> [Problem description] Each line in these records that contains "type" counts once. Give the number only.

> [Provided data]
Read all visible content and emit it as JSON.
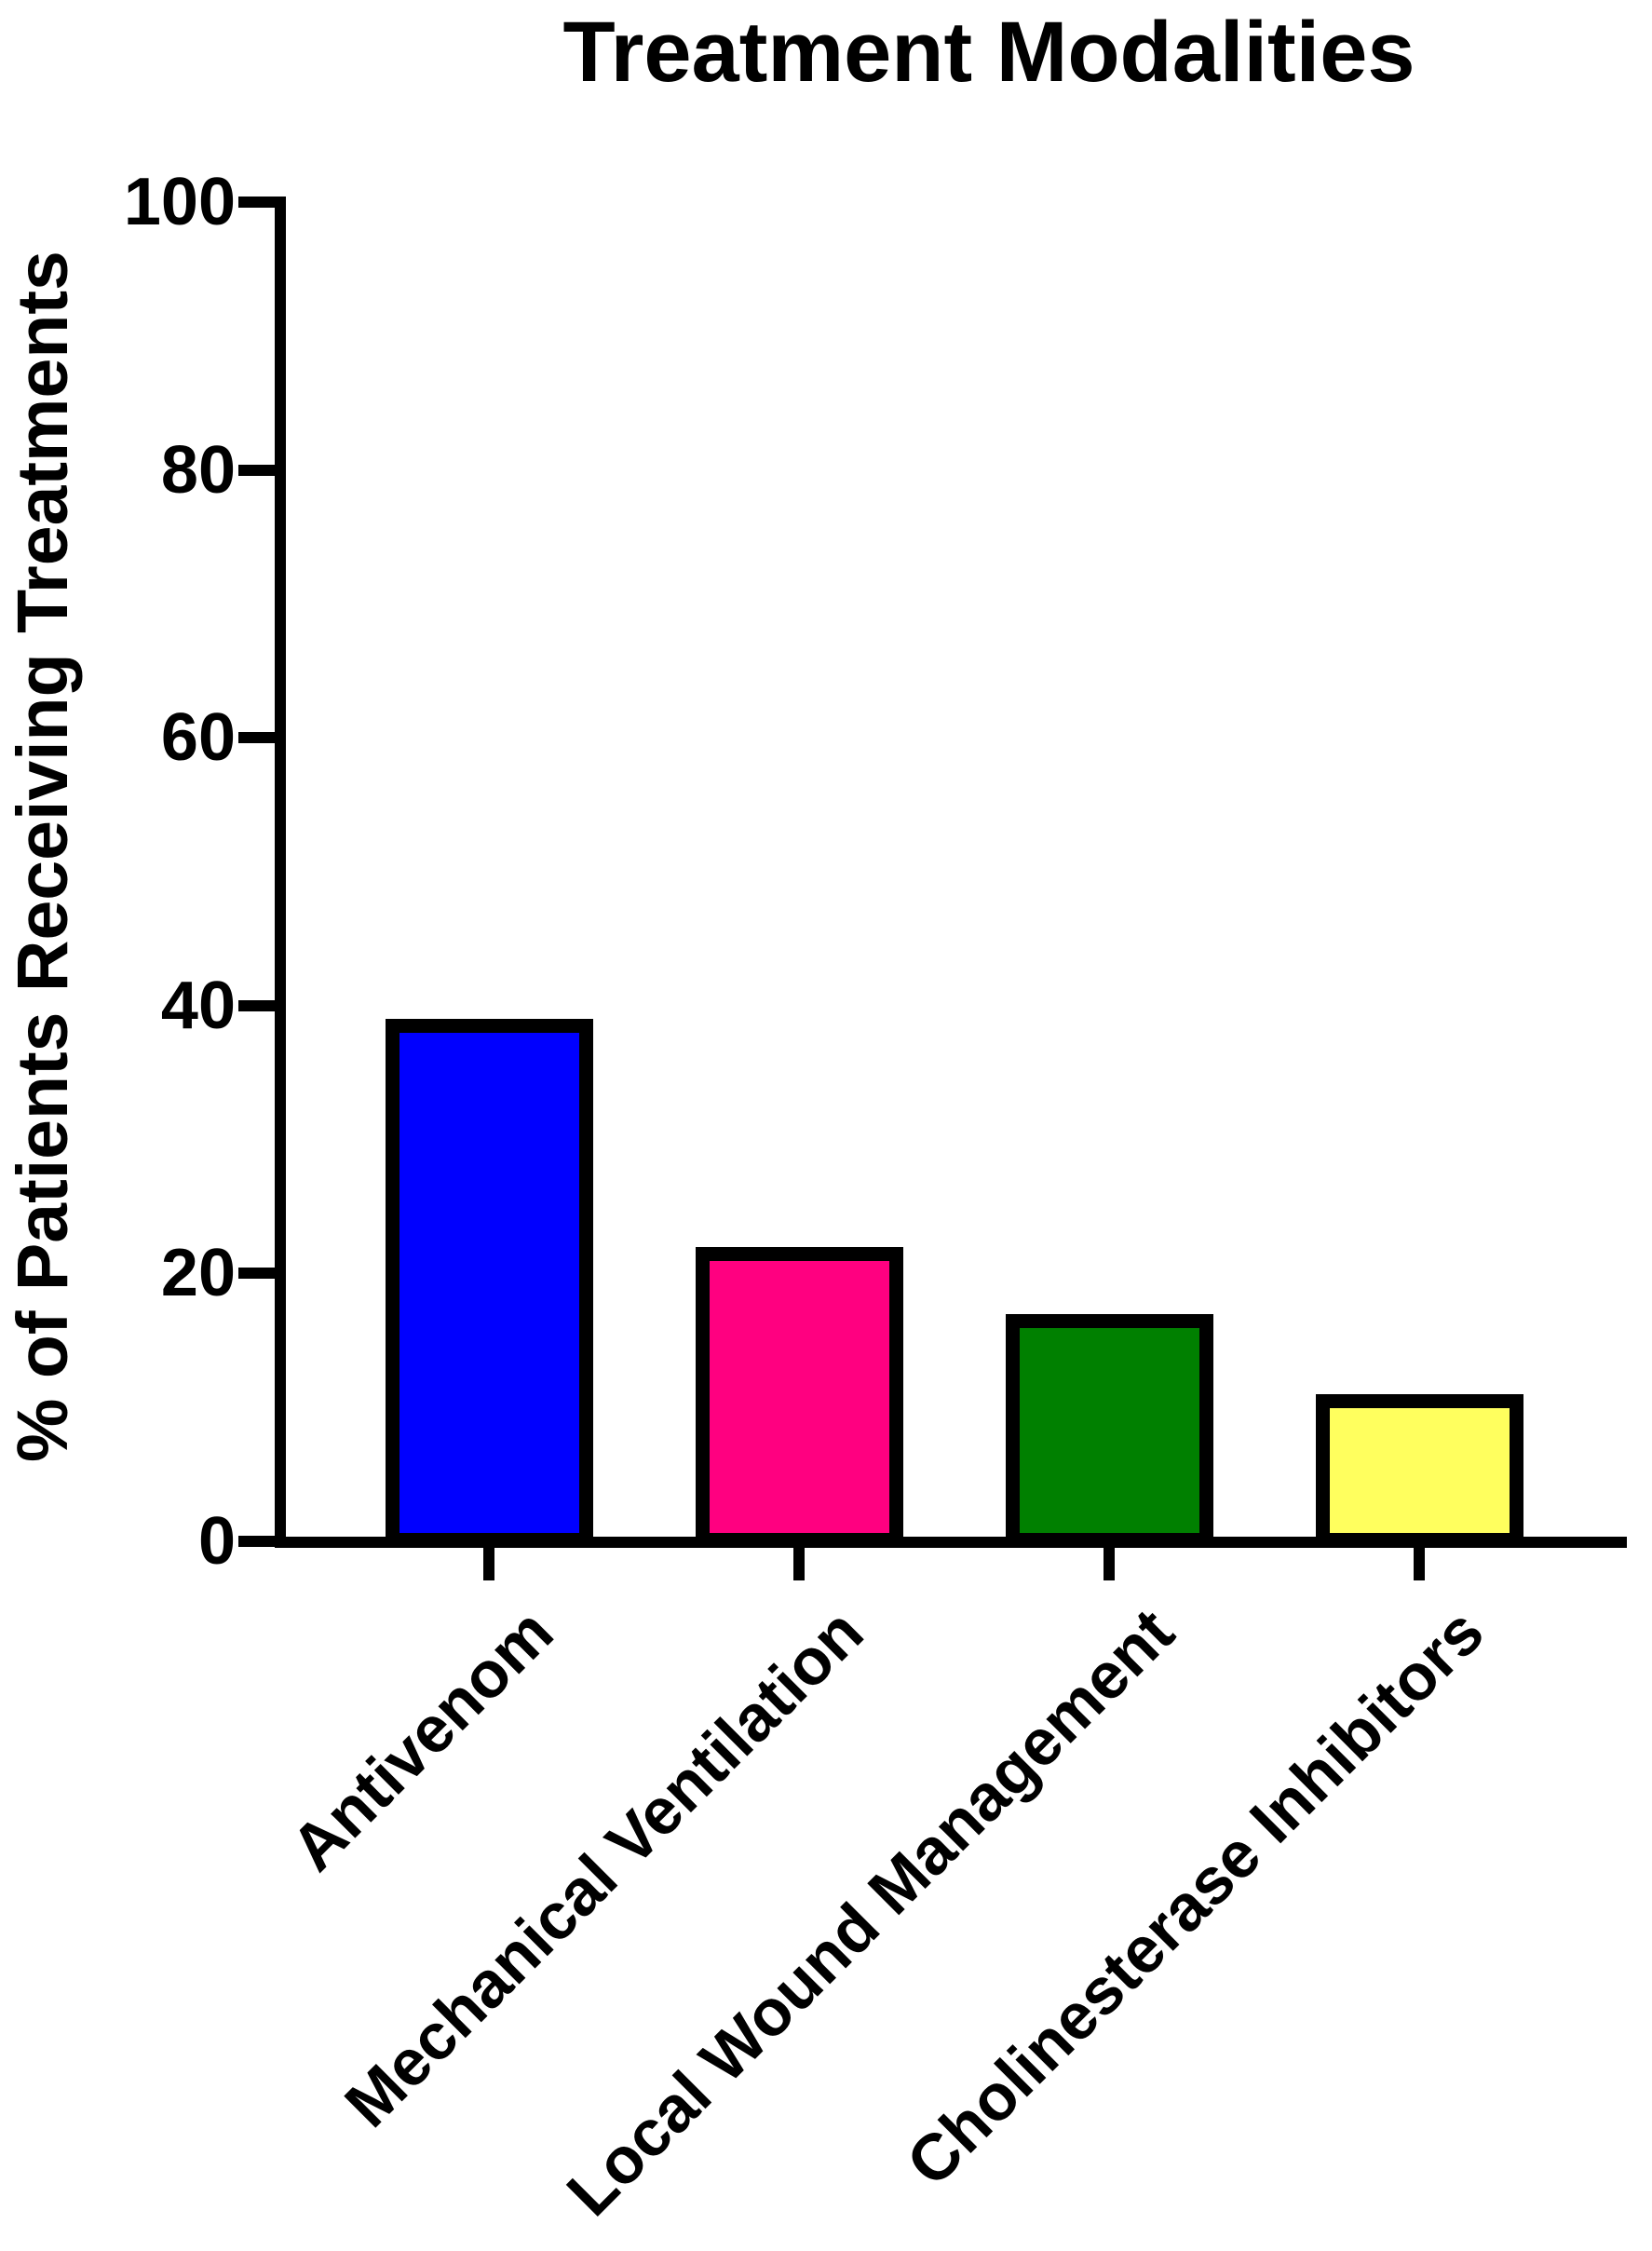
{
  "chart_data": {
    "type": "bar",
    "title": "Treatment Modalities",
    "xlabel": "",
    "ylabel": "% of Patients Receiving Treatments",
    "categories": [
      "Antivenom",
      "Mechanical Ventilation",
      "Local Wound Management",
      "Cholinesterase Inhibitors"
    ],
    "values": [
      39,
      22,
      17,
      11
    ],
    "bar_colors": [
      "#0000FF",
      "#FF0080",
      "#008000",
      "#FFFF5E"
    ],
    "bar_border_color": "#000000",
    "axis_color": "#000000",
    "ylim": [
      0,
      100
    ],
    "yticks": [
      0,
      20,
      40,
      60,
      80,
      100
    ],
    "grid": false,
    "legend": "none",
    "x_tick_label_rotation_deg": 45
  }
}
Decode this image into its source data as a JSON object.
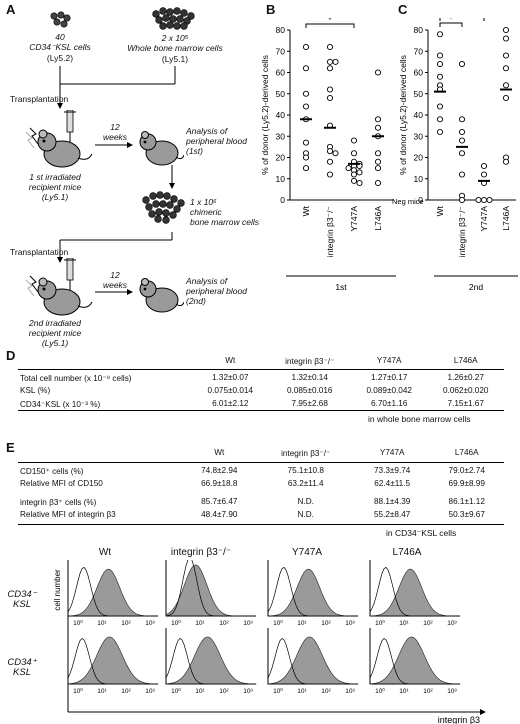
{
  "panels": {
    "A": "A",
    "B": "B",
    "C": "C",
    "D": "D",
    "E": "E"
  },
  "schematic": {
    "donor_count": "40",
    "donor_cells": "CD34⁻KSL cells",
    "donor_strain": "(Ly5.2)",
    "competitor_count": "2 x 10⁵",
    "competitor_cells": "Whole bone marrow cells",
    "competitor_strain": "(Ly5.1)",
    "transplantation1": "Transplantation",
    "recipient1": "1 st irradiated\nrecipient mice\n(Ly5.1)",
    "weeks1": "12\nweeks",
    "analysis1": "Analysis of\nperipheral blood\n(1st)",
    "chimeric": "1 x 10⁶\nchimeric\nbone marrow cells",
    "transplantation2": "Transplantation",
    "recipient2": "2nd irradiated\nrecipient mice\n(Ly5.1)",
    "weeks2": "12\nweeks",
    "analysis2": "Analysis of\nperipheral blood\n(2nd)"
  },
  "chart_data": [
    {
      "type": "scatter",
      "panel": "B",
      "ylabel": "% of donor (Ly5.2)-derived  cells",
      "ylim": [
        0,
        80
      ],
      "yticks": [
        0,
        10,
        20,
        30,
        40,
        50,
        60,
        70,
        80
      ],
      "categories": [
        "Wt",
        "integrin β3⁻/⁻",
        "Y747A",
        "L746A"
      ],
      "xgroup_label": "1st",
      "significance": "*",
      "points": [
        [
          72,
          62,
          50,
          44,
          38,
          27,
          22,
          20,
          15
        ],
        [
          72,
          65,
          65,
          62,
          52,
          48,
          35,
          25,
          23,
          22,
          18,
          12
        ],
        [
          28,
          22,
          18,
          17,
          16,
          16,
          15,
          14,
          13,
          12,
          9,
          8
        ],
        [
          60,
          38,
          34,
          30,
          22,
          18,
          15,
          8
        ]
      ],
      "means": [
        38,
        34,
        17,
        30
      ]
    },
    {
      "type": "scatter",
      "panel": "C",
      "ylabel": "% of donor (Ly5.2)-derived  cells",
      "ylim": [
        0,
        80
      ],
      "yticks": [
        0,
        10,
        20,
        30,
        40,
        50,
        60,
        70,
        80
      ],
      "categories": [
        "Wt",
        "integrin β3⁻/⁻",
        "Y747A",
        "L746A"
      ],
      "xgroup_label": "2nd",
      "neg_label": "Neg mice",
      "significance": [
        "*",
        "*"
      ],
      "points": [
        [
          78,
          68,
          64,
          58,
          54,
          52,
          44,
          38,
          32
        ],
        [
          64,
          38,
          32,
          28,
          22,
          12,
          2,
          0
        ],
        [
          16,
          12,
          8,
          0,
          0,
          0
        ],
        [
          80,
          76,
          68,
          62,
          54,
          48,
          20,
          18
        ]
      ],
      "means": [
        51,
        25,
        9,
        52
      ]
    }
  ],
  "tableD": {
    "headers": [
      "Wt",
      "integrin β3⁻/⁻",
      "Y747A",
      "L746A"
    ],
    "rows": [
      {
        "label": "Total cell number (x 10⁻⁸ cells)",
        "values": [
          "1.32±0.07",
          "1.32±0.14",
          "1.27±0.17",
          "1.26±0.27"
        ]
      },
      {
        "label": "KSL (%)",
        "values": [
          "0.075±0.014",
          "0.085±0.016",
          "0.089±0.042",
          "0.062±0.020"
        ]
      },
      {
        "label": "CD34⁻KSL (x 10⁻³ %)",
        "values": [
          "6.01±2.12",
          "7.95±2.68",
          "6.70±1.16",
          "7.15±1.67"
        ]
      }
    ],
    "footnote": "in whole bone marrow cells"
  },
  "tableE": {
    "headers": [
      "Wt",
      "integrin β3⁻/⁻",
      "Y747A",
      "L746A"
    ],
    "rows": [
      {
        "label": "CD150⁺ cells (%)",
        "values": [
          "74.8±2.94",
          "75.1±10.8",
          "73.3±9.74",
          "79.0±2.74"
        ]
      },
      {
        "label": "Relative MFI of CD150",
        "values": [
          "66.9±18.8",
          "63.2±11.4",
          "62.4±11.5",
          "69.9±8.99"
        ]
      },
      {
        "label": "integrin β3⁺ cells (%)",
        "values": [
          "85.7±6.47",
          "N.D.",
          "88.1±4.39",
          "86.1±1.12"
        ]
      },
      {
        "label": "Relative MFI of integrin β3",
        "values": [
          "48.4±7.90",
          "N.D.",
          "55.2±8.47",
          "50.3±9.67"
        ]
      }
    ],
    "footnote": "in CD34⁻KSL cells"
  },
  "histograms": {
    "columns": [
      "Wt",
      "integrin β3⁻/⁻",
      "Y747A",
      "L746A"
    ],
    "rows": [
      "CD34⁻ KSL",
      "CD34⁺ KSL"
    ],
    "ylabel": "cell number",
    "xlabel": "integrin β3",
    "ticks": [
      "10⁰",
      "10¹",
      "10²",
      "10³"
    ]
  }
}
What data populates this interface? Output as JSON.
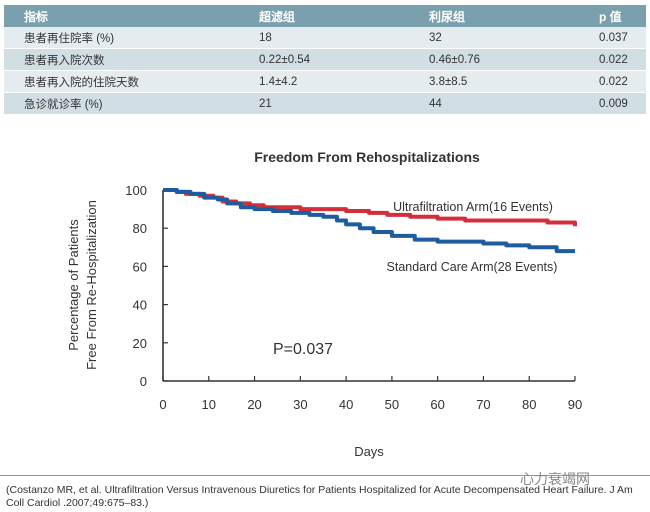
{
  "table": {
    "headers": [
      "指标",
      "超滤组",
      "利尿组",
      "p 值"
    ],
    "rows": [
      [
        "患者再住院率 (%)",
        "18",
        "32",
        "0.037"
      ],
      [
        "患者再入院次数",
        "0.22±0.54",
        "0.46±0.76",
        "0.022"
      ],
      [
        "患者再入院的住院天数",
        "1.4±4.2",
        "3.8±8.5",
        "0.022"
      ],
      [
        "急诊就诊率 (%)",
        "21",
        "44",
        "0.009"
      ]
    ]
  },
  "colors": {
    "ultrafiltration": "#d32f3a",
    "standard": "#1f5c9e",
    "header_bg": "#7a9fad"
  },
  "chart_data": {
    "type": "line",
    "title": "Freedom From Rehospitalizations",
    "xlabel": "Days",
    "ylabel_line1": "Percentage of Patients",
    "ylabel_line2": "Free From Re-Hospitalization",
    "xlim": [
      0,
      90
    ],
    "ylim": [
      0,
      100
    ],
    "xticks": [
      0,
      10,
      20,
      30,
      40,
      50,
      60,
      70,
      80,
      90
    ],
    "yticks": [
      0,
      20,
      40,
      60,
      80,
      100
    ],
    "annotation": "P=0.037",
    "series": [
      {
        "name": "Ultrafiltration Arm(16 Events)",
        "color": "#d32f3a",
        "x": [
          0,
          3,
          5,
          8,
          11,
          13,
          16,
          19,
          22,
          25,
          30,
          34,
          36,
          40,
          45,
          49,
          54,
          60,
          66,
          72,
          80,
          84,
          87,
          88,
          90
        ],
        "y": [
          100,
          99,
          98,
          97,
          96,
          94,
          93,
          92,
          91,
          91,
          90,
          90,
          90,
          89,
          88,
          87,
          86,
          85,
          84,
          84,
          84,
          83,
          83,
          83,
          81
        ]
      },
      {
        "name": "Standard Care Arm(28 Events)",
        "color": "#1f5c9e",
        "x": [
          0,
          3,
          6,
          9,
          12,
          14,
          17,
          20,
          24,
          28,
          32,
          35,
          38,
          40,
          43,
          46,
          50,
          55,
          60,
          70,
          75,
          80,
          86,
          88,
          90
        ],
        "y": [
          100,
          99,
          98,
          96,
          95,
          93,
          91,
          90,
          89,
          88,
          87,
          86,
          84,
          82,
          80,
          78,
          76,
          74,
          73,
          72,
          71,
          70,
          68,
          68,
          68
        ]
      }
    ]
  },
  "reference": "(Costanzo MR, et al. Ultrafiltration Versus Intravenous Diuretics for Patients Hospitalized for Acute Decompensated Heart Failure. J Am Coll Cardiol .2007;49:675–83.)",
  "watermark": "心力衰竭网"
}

> [Exercise result] 4